Stored data >>
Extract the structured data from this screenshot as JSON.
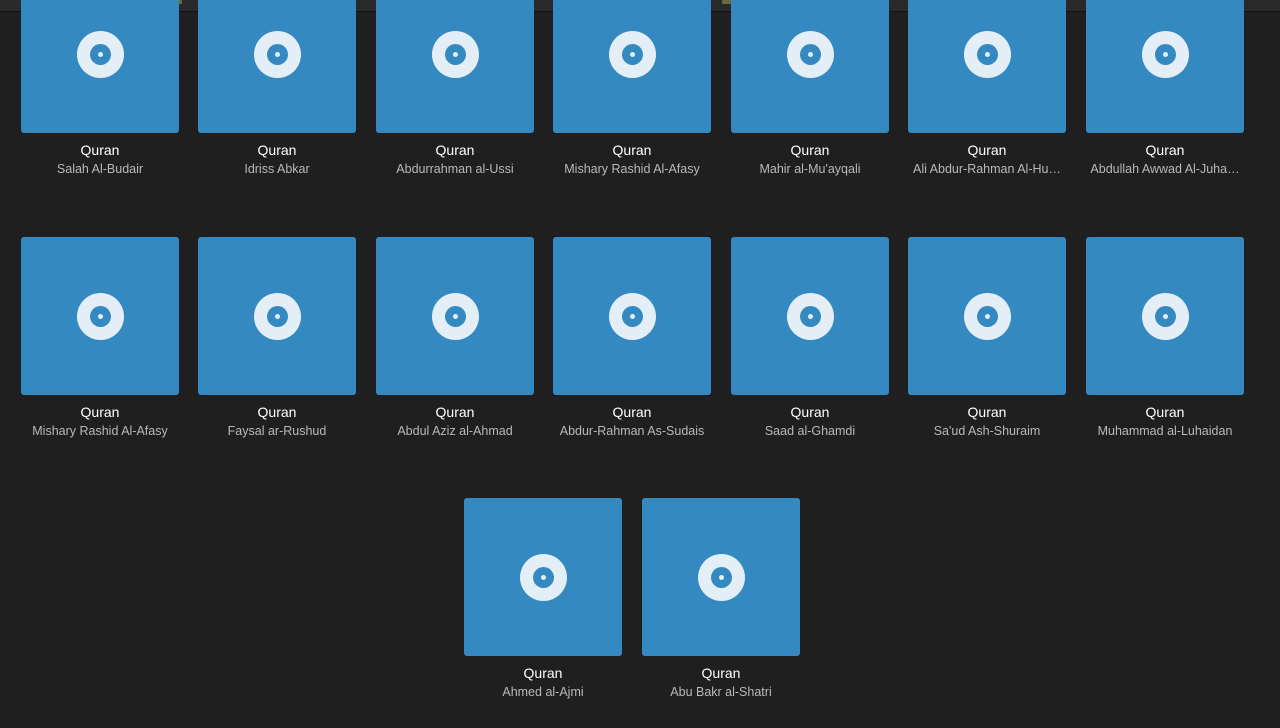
{
  "albums": [
    {
      "title": "Quran",
      "artist": "Salah Al-Budair"
    },
    {
      "title": "Quran",
      "artist": "Idriss Abkar"
    },
    {
      "title": "Quran",
      "artist": "Abdurrahman al-Ussi"
    },
    {
      "title": "Quran",
      "artist": "Mishary Rashid Al-Afasy"
    },
    {
      "title": "Quran",
      "artist": "Mahir al-Mu'ayqali"
    },
    {
      "title": "Quran",
      "artist": "Ali Abdur-Rahman Al-Hu…"
    },
    {
      "title": "Quran",
      "artist": "Abdullah Awwad Al-Juha…"
    },
    {
      "title": "Quran",
      "artist": "Mishary Rashid Al-Afasy"
    },
    {
      "title": "Quran",
      "artist": "Faysal ar-Rushud"
    },
    {
      "title": "Quran",
      "artist": "Abdul Aziz al-Ahmad"
    },
    {
      "title": "Quran",
      "artist": "Abdur-Rahman As-Sudais"
    },
    {
      "title": "Quran",
      "artist": "Saad al-Ghamdi"
    },
    {
      "title": "Quran",
      "artist": "Sa'ud Ash-Shuraim"
    },
    {
      "title": "Quran",
      "artist": "Muhammad al-Luhaidan"
    },
    {
      "title": "Quran",
      "artist": "Ahmed al-Ajmi"
    },
    {
      "title": "Quran",
      "artist": "Abu Bakr al-Shatri"
    }
  ],
  "colors": {
    "background": "#1f1f1f",
    "cover": "#3489c0",
    "disc": "#e4eef6",
    "title_text": "#ffffff",
    "artist_text": "#b9b9b9"
  },
  "cover_icon": "disc-icon"
}
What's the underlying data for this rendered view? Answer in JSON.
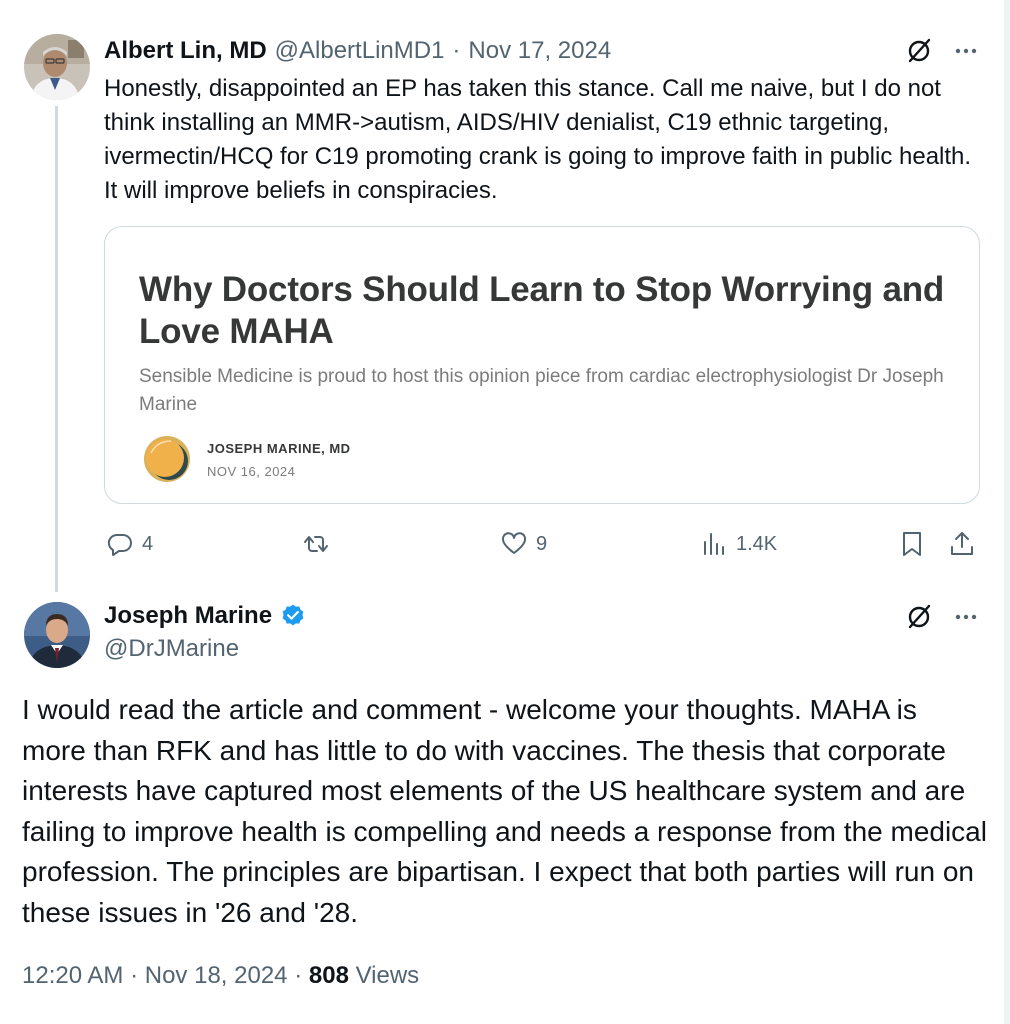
{
  "parent_tweet": {
    "author_name": "Albert Lin, MD",
    "handle": "@AlbertLinMD1",
    "separator": "·",
    "date": "Nov 17, 2024",
    "text": "Honestly, disappointed an EP has taken this stance. Call me naive, but I do not think installing an MMR->autism, AIDS/HIV denialist, C19 ethnic targeting, ivermectin/HCQ for C19 promoting crank is going to improve faith in public health. It will improve beliefs in conspiracies.",
    "link_card": {
      "title": "Why Doctors Should Learn to Stop Worrying and Love MAHA",
      "description": "Sensible Medicine is proud to host this opinion piece from cardiac electrophysiologist Dr Joseph Marine",
      "author": "JOSEPH MARINE, MD",
      "date": "NOV 16, 2024"
    },
    "actions": {
      "replies": "4",
      "retweets": "",
      "likes": "9",
      "views": "1.4K"
    }
  },
  "main_tweet": {
    "author_name": "Joseph Marine",
    "handle": "@DrJMarine",
    "text": "I would read the article and comment - welcome your thoughts. MAHA is more than RFK and has little to do with vaccines. The thesis that corporate interests have captured most elements of the US healthcare system and are failing to improve health is compelling and needs a response from the medical profession. The principles are bipartisan. I expect that both parties will run on these issues in '26 and '28.",
    "time": "12:20 AM",
    "date": "Nov 18, 2024",
    "separator": "·",
    "views_count": "808",
    "views_label": "Views"
  },
  "icons": {
    "reply": "reply-icon",
    "retweet": "retweet-icon",
    "like": "heart-icon",
    "views": "analytics-icon",
    "bookmark": "bookmark-icon",
    "share": "share-icon",
    "grok": "grok-icon",
    "more": "more-icon",
    "verified": "verified-badge-icon"
  },
  "colors": {
    "text_primary": "#0f1419",
    "text_secondary": "#536471",
    "border": "#cfd9de",
    "verified_blue": "#1d9bf0"
  }
}
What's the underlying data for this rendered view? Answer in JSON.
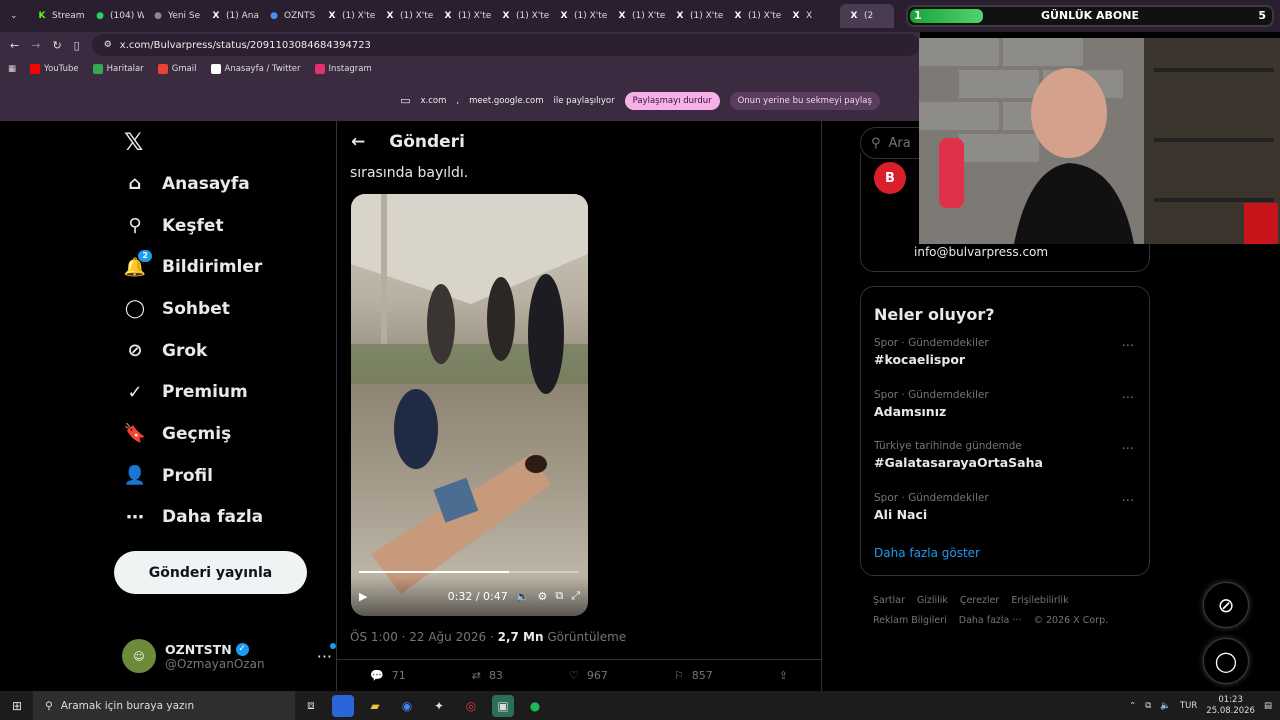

What is expected >>
Output every entry word for word, but omit the pictures.

Reply >>
Extract the structured data from this screenshot as JSON.
{
  "albums": [
    {
      "title": "Quran",
      "artist": "Salah Al-Budair"
    },
    {
      "title": "Quran",
      "artist": "Idriss Abkar"
    },
    {
      "title": "Quran",
      "artist": "Abdurrahman al-Ussi"
    },
    {
      "title": "Quran",
      "artist": "Mishary Rashid Al-Afasy"
    },
    {
      "title": "Quran",
      "artist": "Mahir al-Mu'ayqali"
    },
    {
      "title": "Quran",
      "artist": "Ali Abdur-Rahman Al-Hu…"
    },
    {
      "title": "Quran",
      "artist": "Abdullah Awwad Al-Juha…"
    },
    {
      "title": "Quran",
      "artist": "Mishary Rashid Al-Afasy"
    },
    {
      "title": "Quran",
      "artist": "Faysal ar-Rushud"
    },
    {
      "title": "Quran",
      "artist": "Abdul Aziz al-Ahmad"
    },
    {
      "title": "Quran",
      "artist": "Abdur-Rahman As-Sudais"
    },
    {
      "title": "Quran",
      "artist": "Saad al-Ghamdi"
    },
    {
      "title": "Quran",
      "artist": "Sa'ud Ash-Shuraim"
    },
    {
      "title": "Quran",
      "artist": "Muhammad al-Luhaidan"
    },
    {
      "title": "Quran",
      "artist": "Ahmed al-Ajmi"
    },
    {
      "title": "Quran",
      "artist": "Abu Bakr al-Shatri"
    }
  ],
  "colors": {
    "background": "#1f1f1f",
    "cover": "#3489c0",
    "disc": "#e4eef6",
    "title_text": "#ffffff",
    "artist_text": "#b9b9b9"
  },
  "cover_icon": "disc-icon"
}
What's the underlying data for this rendered view? Answer in JSON.
{
  "parent_tweet": {
    "author_name": "Albert Lin, MD",
    "handle": "@AlbertLinMD1",
    "separator": "·",
    "date": "Nov 17, 2024",
    "text": "Honestly, disappointed an EP has taken this stance. Call me naive, but I do not think installing an MMR->autism, AIDS/HIV denialist, C19 ethnic targeting, ivermectin/HCQ for C19 promoting crank is going to improve faith in public health. It will improve beliefs in conspiracies.",
    "link_card": {
      "title": "Why Doctors Should Learn to Stop Worrying and Love MAHA",
      "description": "Sensible Medicine is proud to host this opinion piece from cardiac electrophysiologist Dr Joseph Marine",
      "author": "JOSEPH MARINE, MD",
      "date": "NOV 16, 2024"
    },
    "actions": {
      "replies": "4",
      "retweets": "",
      "likes": "9",
      "views": "1.4K"
    }
  },
  "main_tweet": {
    "author_name": "Joseph Marine",
    "handle": "@DrJMarine",
    "text": "I would read the article and comment - welcome your thoughts. MAHA is more than RFK and has little to do with vaccines. The thesis that corporate interests have captured most elements of the US healthcare system and are failing to improve health is compelling and needs a response from the medical profession. The principles are bipartisan. I expect that both parties will run on these issues in '26 and '28.",
    "time": "12:20 AM",
    "date": "Nov 18, 2024",
    "separator": "·",
    "views_count": "808",
    "views_label": "Views"
  },
  "icons": {
    "reply": "reply-icon",
    "retweet": "retweet-icon",
    "like": "heart-icon",
    "views": "analytics-icon",
    "bookmark": "bookmark-icon",
    "share": "share-icon",
    "grok": "grok-icon",
    "more": "more-icon",
    "verified": "verified-badge-icon"
  },
  "colors": {
    "text_primary": "#0f1419",
    "text_secondary": "#536471",
    "border": "#cfd9de",
    "verified_blue": "#1d9bf0"
  }
}
What's the underlying data for this rendered view? Answer in JSON.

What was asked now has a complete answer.